- [TASK GOAL]: Print each line of the listing once more, precisely as given.
============
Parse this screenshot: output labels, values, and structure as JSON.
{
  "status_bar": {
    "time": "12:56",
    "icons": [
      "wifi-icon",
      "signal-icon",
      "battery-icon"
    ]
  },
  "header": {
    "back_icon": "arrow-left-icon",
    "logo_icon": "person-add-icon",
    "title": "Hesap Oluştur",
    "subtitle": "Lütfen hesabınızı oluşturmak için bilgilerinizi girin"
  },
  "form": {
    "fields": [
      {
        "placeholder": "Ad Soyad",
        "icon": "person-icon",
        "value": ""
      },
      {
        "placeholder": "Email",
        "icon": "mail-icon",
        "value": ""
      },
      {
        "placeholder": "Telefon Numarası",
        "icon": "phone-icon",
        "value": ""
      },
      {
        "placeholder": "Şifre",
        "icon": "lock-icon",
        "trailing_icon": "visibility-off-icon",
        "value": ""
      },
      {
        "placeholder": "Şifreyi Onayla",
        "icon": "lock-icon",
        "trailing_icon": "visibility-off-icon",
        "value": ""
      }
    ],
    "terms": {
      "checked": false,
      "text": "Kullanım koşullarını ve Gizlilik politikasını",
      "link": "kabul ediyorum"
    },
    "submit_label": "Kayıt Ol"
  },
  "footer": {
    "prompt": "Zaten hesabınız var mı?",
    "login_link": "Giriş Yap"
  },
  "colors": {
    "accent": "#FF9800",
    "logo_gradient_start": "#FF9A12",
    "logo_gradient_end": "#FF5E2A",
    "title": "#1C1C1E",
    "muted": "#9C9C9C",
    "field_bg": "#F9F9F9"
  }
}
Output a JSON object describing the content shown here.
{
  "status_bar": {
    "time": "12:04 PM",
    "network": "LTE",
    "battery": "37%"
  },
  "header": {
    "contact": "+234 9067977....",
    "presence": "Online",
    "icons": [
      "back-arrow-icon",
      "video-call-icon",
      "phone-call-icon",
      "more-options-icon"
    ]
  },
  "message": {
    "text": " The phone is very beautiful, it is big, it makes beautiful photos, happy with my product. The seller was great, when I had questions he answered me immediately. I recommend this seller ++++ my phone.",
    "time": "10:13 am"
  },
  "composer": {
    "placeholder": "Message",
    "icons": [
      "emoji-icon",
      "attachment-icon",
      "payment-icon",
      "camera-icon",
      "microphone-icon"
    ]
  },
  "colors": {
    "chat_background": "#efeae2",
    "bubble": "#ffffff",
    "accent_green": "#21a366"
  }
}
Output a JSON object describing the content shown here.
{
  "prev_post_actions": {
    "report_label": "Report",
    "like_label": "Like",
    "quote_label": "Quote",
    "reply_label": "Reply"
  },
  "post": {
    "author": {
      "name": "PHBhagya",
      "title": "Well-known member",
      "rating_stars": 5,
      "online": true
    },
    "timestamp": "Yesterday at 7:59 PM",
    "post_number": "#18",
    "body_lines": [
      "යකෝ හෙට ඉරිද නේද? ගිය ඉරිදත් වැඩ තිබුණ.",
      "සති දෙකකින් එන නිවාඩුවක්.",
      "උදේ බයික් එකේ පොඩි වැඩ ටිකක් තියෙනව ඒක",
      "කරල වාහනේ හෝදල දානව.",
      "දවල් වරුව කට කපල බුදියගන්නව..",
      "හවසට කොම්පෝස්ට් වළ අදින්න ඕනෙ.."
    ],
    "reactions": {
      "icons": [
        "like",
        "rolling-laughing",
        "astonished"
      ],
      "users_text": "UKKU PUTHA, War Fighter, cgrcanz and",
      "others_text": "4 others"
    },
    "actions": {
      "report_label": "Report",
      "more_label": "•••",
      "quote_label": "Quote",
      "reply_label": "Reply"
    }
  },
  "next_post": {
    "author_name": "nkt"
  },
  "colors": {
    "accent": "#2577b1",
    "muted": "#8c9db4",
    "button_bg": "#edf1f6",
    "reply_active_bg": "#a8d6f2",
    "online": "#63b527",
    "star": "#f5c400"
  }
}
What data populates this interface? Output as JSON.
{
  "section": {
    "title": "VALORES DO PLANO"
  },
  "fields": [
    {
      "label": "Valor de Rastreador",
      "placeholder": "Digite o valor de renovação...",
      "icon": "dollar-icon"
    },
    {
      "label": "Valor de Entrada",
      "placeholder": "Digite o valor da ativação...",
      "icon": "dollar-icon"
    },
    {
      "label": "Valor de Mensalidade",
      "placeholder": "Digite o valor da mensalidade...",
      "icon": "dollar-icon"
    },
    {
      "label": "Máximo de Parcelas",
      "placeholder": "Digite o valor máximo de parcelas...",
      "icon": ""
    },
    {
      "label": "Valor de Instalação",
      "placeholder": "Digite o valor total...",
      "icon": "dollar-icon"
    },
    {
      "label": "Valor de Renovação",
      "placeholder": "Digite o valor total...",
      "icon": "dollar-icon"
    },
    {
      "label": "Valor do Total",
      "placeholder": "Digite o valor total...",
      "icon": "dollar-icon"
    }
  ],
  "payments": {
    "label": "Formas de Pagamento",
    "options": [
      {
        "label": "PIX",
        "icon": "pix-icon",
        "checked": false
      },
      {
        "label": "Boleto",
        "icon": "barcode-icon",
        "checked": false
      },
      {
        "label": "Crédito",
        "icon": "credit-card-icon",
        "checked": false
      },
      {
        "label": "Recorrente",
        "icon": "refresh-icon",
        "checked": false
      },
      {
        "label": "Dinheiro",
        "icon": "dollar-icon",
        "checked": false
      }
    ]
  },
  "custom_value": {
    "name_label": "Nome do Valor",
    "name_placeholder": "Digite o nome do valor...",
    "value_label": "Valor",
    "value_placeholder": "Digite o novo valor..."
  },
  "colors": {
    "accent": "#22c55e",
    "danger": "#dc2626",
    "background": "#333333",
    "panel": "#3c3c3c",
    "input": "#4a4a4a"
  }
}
============
- [THE RESULT]:
Parse this screenshot: output labels, values, and structure as JSON.
{
  "status_bar": {
    "time": "12:56",
    "icons": [
      "wifi-icon",
      "signal-icon",
      "battery-icon"
    ]
  },
  "header": {
    "back_icon": "arrow-left-icon",
    "logo_icon": "person-add-icon",
    "title": "Hesap Oluştur",
    "subtitle": "Lütfen hesabınızı oluşturmak için bilgilerinizi girin"
  },
  "form": {
    "fields": [
      {
        "placeholder": "Ad Soyad",
        "icon": "person-icon",
        "value": ""
      },
      {
        "placeholder": "Email",
        "icon": "mail-icon",
        "value": ""
      },
      {
        "placeholder": "Telefon Numarası",
        "icon": "phone-icon",
        "value": ""
      },
      {
        "placeholder": "Şifre",
        "icon": "lock-icon",
        "trailing_icon": "visibility-off-icon",
        "value": ""
      },
      {
        "placeholder": "Şifreyi Onayla",
        "icon": "lock-icon",
        "trailing_icon": "visibility-off-icon",
        "value": ""
      }
    ],
    "terms": {
      "checked": false,
      "text": "Kullanım koşullarını ve Gizlilik politikasını",
      "link": "kabul ediyorum"
    },
    "submit_label": "Kayıt Ol"
  },
  "footer": {
    "prompt": "Zaten hesabınız var mı?",
    "login_link": "Giriş Yap"
  },
  "colors": {
    "accent": "#FF9800",
    "logo_gradient_start": "#FF9A12",
    "logo_gradient_end": "#FF5E2A",
    "title": "#1C1C1E",
    "muted": "#9C9C9C",
    "field_bg": "#F9F9F9"
  }
}
Output a JSON object describing the content shown here.
{
  "status_bar": {
    "time": "12:04 PM",
    "network": "LTE",
    "battery": "37%"
  },
  "header": {
    "contact": "+234 9067977....",
    "presence": "Online",
    "icons": [
      "back-arrow-icon",
      "video-call-icon",
      "phone-call-icon",
      "more-options-icon"
    ]
  },
  "message": {
    "text": " The phone is very beautiful, it is big, it makes beautiful photos, happy with my product. The seller was great, when I had questions he answered me immediately. I recommend this seller ++++ my phone.",
    "time": "10:13 am"
  },
  "composer": {
    "placeholder": "Message",
    "icons": [
      "emoji-icon",
      "attachment-icon",
      "payment-icon",
      "camera-icon",
      "microphone-icon"
    ]
  },
  "colors": {
    "chat_background": "#efeae2",
    "bubble": "#ffffff",
    "accent_green": "#21a366"
  }
}
Output a JSON object describing the content shown here.
{
  "prev_post_actions": {
    "report_label": "Report",
    "like_label": "Like",
    "quote_label": "Quote",
    "reply_label": "Reply"
  },
  "post": {
    "author": {
      "name": "PHBhagya",
      "title": "Well-known member",
      "rating_stars": 5,
      "online": true
    },
    "timestamp": "Yesterday at 7:59 PM",
    "post_number": "#18",
    "body_lines": [
      "යකෝ හෙට ඉරිද නේද? ගිය ඉරිදත් වැඩ තිබුණ.",
      "සති දෙකකින් එන නිවාඩුවක්.",
      "උදේ බයික් එකේ පොඩි වැඩ ටිකක් තියෙනව ඒක",
      "කරල වාහනේ හෝදල දානව.",
      "දවල් වරුව කට කපල බුදියගන්නව..",
      "හවසට කොම්පෝස්ට් වළ අදින්න ඕනෙ.."
    ],
    "reactions": {
      "icons": [
        "like",
        "rolling-laughing",
        "astonished"
      ],
      "users_text": "UKKU PUTHA, War Fighter, cgrcanz and",
      "others_text": "4 others"
    },
    "actions": {
      "report_label": "Report",
      "more_label": "•••",
      "quote_label": "Quote",
      "reply_label": "Reply"
    }
  },
  "next_post": {
    "author_name": "nkt"
  },
  "colors": {
    "accent": "#2577b1",
    "muted": "#8c9db4",
    "button_bg": "#edf1f6",
    "reply_active_bg": "#a8d6f2",
    "online": "#63b527",
    "star": "#f5c400"
  }
}
What data populates this interface? Output as JSON.
{
  "section": {
    "title": "VALORES DO PLANO"
  },
  "fields": [
    {
      "label": "Valor de Rastreador",
      "placeholder": "Digite o valor de renovação...",
      "icon": "dollar-icon"
    },
    {
      "label": "Valor de Entrada",
      "placeholder": "Digite o valor da ativação...",
      "icon": "dollar-icon"
    },
    {
      "label": "Valor de Mensalidade",
      "placeholder": "Digite o valor da mensalidade...",
      "icon": "dollar-icon"
    },
    {
      "label": "Máximo de Parcelas",
      "placeholder": "Digite o valor máximo de parcelas...",
      "icon": ""
    },
    {
      "label": "Valor de Instalação",
      "placeholder": "Digite o valor total...",
      "icon": "dollar-icon"
    },
    {
      "label": "Valor de Renovação",
      "placeholder": "Digite o valor total...",
      "icon": "dollar-icon"
    },
    {
      "label": "Valor do Total",
      "placeholder": "Digite o valor total...",
      "icon": "dollar-icon"
    }
  ],
  "payments": {
    "label": "Formas de Pagamento",
    "options": [
      {
        "label": "PIX",
        "icon": "pix-icon",
        "checked": false
      },
      {
        "label": "Boleto",
        "icon": "barcode-icon",
        "checked": false
      },
      {
        "label": "Crédito",
        "icon": "credit-card-icon",
        "checked": false
      },
      {
        "label": "Recorrente",
        "icon": "refresh-icon",
        "checked": false
      },
      {
        "label": "Dinheiro",
        "icon": "dollar-icon",
        "checked": false
      }
    ]
  },
  "custom_value": {
    "name_label": "Nome do Valor",
    "name_placeholder": "Digite o nome do valor...",
    "value_label": "Valor",
    "value_placeholder": "Digite o novo valor..."
  },
  "colors": {
    "accent": "#22c55e",
    "danger": "#dc2626",
    "background": "#333333",
    "panel": "#3c3c3c",
    "input": "#4a4a4a"
  }
}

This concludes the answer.